Set problem:
Exactly repeat all the records below, omitting the images they hold.
— START OF Records shown —
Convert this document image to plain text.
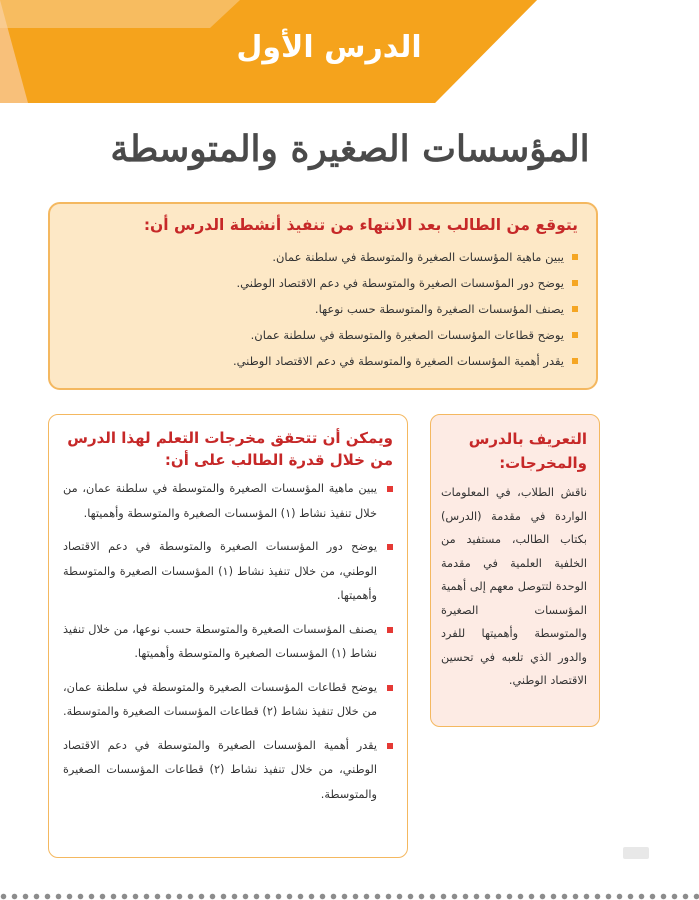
الدرس الأول
المؤسسات الصغيرة والمتوسطة
يتوقع من الطالب بعد الانتهاء من تنفيذ أنشطة الدرس أن:
يبين ماهية المؤسسات الصغيرة والمتوسطة في سلطنة عمان.
يوضح دور المؤسسات الصغيرة والمتوسطة في دعم الاقتصاد الوطني.
يصنف المؤسسات الصغيرة والمتوسطة حسب نوعها.
يوضح قطاعات المؤسسات الصغيرة والمتوسطة في سلطنة عمان.
يقدر أهمية المؤسسات الصغيرة والمتوسطة في دعم الاقتصاد الوطني.
التعريف بالدرس والمخرجات:
ناقش الطلاب، في المعلومات الواردة في مقدمة (الدرس) بكتاب الطالب، مستفيد من الخلفية العلمية في مقدمة الوحدة لتتوصل معهم إلى أهمية المؤسسات الصغيرة والمتوسطة وأهميتها للفرد والدور الذي تلعبه في تحسين الاقتصاد الوطني.
ويمكن أن تتحقق مخرجات التعلم لهذا الدرس من خلال قدرة الطالب على أن:
يبين ماهية المؤسسات الصغيرة والمتوسطة في سلطنة عمان، من خلال تنفيذ نشاط (١) المؤسسات الصغيرة والمتوسطة وأهميتها.
يوضح دور المؤسسات الصغيرة والمتوسطة في دعم الاقتصاد الوطني، من خلال تنفيذ نشاط (١) المؤسسات الصغيرة والمتوسطة وأهميتها.
يصنف المؤسسات الصغيرة والمتوسطة حسب نوعها، من خلال تنفيذ نشاط (١) المؤسسات الصغيرة والمتوسطة وأهميتها.
يوضح قطاعات المؤسسات الصغيرة والمتوسطة في سلطنة عمان، من خلال تنفيذ نشاط (٢) قطاعات المؤسسات الصغيرة والمتوسطة.
يقدر أهمية المؤسسات الصغيرة والمتوسطة في دعم الاقتصاد الوطني، من خلال تنفيذ نشاط (٢) قطاعات المؤسسات الصغيرة والمتوسطة.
— END OF Records shown —
Response to this exercise:
Convert this document image to plain text.
الدرس الأول
المؤسسات الصغيرة والمتوسطة
يتوقع من الطالب بعد الانتهاء من تنفيذ أنشطة الدرس أن:
يبين ماهية المؤسسات الصغيرة والمتوسطة في سلطنة عمان.
يوضح دور المؤسسات الصغيرة والمتوسطة في دعم الاقتصاد الوطني.
يصنف المؤسسات الصغيرة والمتوسطة حسب نوعها.
يوضح قطاعات المؤسسات الصغيرة والمتوسطة في سلطنة عمان.
يقدر أهمية المؤسسات الصغيرة والمتوسطة في دعم الاقتصاد الوطني.
التعريف بالدرس والمخرجات:
ناقش الطلاب، في المعلومات الواردة في مقدمة (الدرس) بكتاب الطالب، مستفيد من الخلفية العلمية في مقدمة الوحدة لتتوصل معهم إلى أهمية المؤسسات الصغيرة والمتوسطة وأهميتها للفرد والدور الذي تلعبه في تحسين الاقتصاد الوطني.
ويمكن أن تتحقق مخرجات التعلم لهذا الدرس من خلال قدرة الطالب على أن:
يبين ماهية المؤسسات الصغيرة والمتوسطة في سلطنة عمان، من خلال تنفيذ نشاط (١) المؤسسات الصغيرة والمتوسطة وأهميتها.
يوضح دور المؤسسات الصغيرة والمتوسطة في دعم الاقتصاد الوطني، من خلال تنفيذ نشاط (١) المؤسسات الصغيرة والمتوسطة وأهميتها.
يصنف المؤسسات الصغيرة والمتوسطة حسب نوعها، من خلال تنفيذ نشاط (١) المؤسسات الصغيرة والمتوسطة وأهميتها.
يوضح قطاعات المؤسسات الصغيرة والمتوسطة في سلطنة عمان، من خلال تنفيذ نشاط (٢) قطاعات المؤسسات الصغيرة والمتوسطة.
يقدر أهمية المؤسسات الصغيرة والمتوسطة في دعم الاقتصاد الوطني، من خلال تنفيذ نشاط (٢) قطاعات المؤسسات الصغيرة والمتوسطة.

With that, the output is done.